Task goal =
Output every line below without omitting or altering anything.

Entries supplied =
------------

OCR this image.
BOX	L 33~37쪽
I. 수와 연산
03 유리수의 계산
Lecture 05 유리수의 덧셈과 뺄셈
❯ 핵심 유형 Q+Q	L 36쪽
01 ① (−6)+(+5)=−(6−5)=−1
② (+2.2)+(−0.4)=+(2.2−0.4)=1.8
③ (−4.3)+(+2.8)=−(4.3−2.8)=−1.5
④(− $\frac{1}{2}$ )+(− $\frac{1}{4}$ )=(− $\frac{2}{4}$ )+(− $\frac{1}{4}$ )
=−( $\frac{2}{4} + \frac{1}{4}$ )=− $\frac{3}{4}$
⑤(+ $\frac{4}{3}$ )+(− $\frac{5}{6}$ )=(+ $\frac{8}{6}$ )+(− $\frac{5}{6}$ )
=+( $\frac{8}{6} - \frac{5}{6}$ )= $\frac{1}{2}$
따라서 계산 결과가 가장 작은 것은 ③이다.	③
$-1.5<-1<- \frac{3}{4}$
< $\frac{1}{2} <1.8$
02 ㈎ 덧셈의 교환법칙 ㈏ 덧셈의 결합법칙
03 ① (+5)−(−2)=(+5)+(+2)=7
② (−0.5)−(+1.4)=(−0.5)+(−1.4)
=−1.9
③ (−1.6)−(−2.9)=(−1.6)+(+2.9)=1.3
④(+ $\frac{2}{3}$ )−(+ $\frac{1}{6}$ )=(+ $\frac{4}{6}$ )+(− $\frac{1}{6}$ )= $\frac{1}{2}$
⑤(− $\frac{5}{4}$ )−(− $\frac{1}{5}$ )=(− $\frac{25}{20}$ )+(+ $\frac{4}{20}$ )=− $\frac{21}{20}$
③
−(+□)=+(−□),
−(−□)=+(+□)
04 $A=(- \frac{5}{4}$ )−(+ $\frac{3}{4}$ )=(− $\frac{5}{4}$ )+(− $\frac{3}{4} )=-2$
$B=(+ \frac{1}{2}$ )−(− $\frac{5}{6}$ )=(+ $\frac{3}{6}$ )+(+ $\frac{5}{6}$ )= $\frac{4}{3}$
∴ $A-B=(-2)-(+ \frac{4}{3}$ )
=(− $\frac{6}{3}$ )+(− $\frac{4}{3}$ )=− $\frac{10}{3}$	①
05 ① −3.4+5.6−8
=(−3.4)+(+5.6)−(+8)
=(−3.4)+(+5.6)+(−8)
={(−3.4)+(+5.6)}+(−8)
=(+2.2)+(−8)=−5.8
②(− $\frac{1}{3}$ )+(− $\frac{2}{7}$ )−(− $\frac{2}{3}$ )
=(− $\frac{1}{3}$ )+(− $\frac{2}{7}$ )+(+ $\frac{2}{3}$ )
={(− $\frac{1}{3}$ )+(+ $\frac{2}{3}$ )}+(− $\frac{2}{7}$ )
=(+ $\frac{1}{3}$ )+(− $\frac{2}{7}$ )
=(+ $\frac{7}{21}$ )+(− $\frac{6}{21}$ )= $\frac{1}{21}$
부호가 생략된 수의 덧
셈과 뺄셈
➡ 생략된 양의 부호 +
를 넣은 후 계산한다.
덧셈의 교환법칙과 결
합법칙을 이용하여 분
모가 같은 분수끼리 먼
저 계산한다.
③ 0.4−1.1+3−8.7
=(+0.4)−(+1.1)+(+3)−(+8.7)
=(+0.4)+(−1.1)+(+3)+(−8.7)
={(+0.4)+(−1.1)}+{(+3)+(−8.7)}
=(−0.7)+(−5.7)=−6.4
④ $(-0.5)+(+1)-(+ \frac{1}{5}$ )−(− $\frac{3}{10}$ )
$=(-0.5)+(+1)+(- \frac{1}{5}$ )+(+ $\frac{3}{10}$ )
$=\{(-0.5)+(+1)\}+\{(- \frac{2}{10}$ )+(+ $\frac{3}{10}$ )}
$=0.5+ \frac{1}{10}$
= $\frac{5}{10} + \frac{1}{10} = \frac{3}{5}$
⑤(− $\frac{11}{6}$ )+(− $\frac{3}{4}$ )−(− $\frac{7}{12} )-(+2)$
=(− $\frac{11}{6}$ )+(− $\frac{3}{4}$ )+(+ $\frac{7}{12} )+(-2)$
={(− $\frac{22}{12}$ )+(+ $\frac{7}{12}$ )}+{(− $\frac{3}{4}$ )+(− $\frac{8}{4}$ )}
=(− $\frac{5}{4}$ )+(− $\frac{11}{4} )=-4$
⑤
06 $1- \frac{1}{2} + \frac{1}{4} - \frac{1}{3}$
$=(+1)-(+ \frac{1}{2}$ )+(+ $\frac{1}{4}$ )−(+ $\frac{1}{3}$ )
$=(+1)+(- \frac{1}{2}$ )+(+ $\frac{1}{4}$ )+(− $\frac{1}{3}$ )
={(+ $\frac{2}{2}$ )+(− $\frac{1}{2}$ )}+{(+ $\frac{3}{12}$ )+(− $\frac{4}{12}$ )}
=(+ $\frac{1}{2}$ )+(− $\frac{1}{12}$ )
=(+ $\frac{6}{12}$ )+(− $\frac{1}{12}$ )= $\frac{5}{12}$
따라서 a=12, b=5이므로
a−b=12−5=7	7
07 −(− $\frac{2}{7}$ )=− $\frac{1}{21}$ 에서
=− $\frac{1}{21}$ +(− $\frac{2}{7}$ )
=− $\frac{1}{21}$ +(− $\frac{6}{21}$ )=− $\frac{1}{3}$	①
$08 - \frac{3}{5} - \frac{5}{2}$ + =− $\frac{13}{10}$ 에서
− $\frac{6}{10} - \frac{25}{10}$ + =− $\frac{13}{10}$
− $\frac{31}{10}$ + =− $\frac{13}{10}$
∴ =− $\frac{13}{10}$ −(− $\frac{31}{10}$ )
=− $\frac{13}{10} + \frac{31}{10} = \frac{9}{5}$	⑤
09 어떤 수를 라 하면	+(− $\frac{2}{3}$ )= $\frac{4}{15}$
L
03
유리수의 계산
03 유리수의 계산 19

------------

Answer in full =
OCR this image.
BOX	L 33~37쪽
I. 수와 연산
03 유리수의 계산
Lecture 05 유리수의 덧셈과 뺄셈
❯ 핵심 유형 Q+Q	L 36쪽
01 ① (−6)+(+5)=−(6−5)=−1
② (+2.2)+(−0.4)=+(2.2−0.4)=1.8
③ (−4.3)+(+2.8)=−(4.3−2.8)=−1.5
④(− $\frac{1}{2}$ )+(− $\frac{1}{4}$ )=(− $\frac{2}{4}$ )+(− $\frac{1}{4}$ )
=−( $\frac{2}{4} + \frac{1}{4}$ )=− $\frac{3}{4}$
⑤(+ $\frac{4}{3}$ )+(− $\frac{5}{6}$ )=(+ $\frac{8}{6}$ )+(− $\frac{5}{6}$ )
=+( $\frac{8}{6} - \frac{5}{6}$ )= $\frac{1}{2}$
따라서 계산 결과가 가장 작은 것은 ③이다.	③
$-1.5<-1<- \frac{3}{4}$
< $\frac{1}{2} <1.8$
02 ㈎ 덧셈의 교환법칙 ㈏ 덧셈의 결합법칙
03 ① (+5)−(−2)=(+5)+(+2)=7
② (−0.5)−(+1.4)=(−0.5)+(−1.4)
=−1.9
③ (−1.6)−(−2.9)=(−1.6)+(+2.9)=1.3
④(+ $\frac{2}{3}$ )−(+ $\frac{1}{6}$ )=(+ $\frac{4}{6}$ )+(− $\frac{1}{6}$ )= $\frac{1}{2}$
⑤(− $\frac{5}{4}$ )−(− $\frac{1}{5}$ )=(− $\frac{25}{20}$ )+(+ $\frac{4}{20}$ )=− $\frac{21}{20}$
③
−(+□)=+(−□),
−(−□)=+(+□)
04 $A=(- \frac{5}{4}$ )−(+ $\frac{3}{4}$ )=(− $\frac{5}{4}$ )+(− $\frac{3}{4} )=-2$
$B=(+ \frac{1}{2}$ )−(− $\frac{5}{6}$ )=(+ $\frac{3}{6}$ )+(+ $\frac{5}{6}$ )= $\frac{4}{3}$
∴ $A-B=(-2)-(+ \frac{4}{3}$ )
=(− $\frac{6}{3}$ )+(− $\frac{4}{3}$ )=− $\frac{10}{3}$	①
05 ① −3.4+5.6−8
=(−3.4)+(+5.6)−(+8)
=(−3.4)+(+5.6)+(−8)
={(−3.4)+(+5.6)}+(−8)
=(+2.2)+(−8)=−5.8
②(− $\frac{1}{3}$ )+(− $\frac{2}{7}$ )−(− $\frac{2}{3}$ )
=(− $\frac{1}{3}$ )+(− $\frac{2}{7}$ )+(+ $\frac{2}{3}$ )
={(− $\frac{1}{3}$ )+(+ $\frac{2}{3}$ )}+(− $\frac{2}{7}$ )
=(+ $\frac{1}{3}$ )+(− $\frac{2}{7}$ )
=(+ $\frac{7}{21}$ )+(− $\frac{6}{21}$ )= $\frac{1}{21}$
부호가 생략된 수의 덧
셈과 뺄셈
➡ 생략된 양의 부호 +
를 넣은 후 계산한다.
덧셈의 교환법칙과 결
합법칙을 이용하여 분
모가 같은 분수끼리 먼
저 계산한다.
③ 0.4−1.1+3−8.7
=(+0.4)−(+1.1)+(+3)−(+8.7)
=(+0.4)+(−1.1)+(+3)+(−8.7)
={(+0.4)+(−1.1)}+{(+3)+(−8.7)}
=(−0.7)+(−5.7)=−6.4
④ $(-0.5)+(+1)-(+ \frac{1}{5}$ )−(− $\frac{3}{10}$ )
$=(-0.5)+(+1)+(- \frac{1}{5}$ )+(+ $\frac{3}{10}$ )
$=\{(-0.5)+(+1)\}+\{(- \frac{2}{10}$ )+(+ $\frac{3}{10}$ )}
$=0.5+ \frac{1}{10}$
= $\frac{5}{10} + \frac{1}{10} = \frac{3}{5}$
⑤(− $\frac{11}{6}$ )+(− $\frac{3}{4}$ )−(− $\frac{7}{12} )-(+2)$
=(− $\frac{11}{6}$ )+(− $\frac{3}{4}$ )+(+ $\frac{7}{12} )+(-2)$
={(− $\frac{22}{12}$ )+(+ $\frac{7}{12}$ )}+{(− $\frac{3}{4}$ )+(− $\frac{8}{4}$ )}
=(− $\frac{5}{4}$ )+(− $\frac{11}{4} )=-4$
⑤
06 $1- \frac{1}{2} + \frac{1}{4} - \frac{1}{3}$
$=(+1)-(+ \frac{1}{2}$ )+(+ $\frac{1}{4}$ )−(+ $\frac{1}{3}$ )
$=(+1)+(- \frac{1}{2}$ )+(+ $\frac{1}{4}$ )+(− $\frac{1}{3}$ )
={(+ $\frac{2}{2}$ )+(− $\frac{1}{2}$ )}+{(+ $\frac{3}{12}$ )+(− $\frac{4}{12}$ )}
=(+ $\frac{1}{2}$ )+(− $\frac{1}{12}$ )
=(+ $\frac{6}{12}$ )+(− $\frac{1}{12}$ )= $\frac{5}{12}$
따라서 a=12, b=5이므로
a−b=12−5=7	7
07 −(− $\frac{2}{7}$ )=− $\frac{1}{21}$ 에서
=− $\frac{1}{21}$ +(− $\frac{2}{7}$ )
=− $\frac{1}{21}$ +(− $\frac{6}{21}$ )=− $\frac{1}{3}$	①
$08 - \frac{3}{5} - \frac{5}{2}$ + =− $\frac{13}{10}$ 에서
− $\frac{6}{10} - \frac{25}{10}$ + =− $\frac{13}{10}$
− $\frac{31}{10}$ + =− $\frac{13}{10}$
∴ =− $\frac{13}{10}$ −(− $\frac{31}{10}$ )
=− $\frac{13}{10} + \frac{31}{10} = \frac{9}{5}$	⑤
09 어떤 수를 라 하면	+(− $\frac{2}{3}$ )= $\frac{4}{15}$
L
03
유리수의 계산
03 유리수의 계산 19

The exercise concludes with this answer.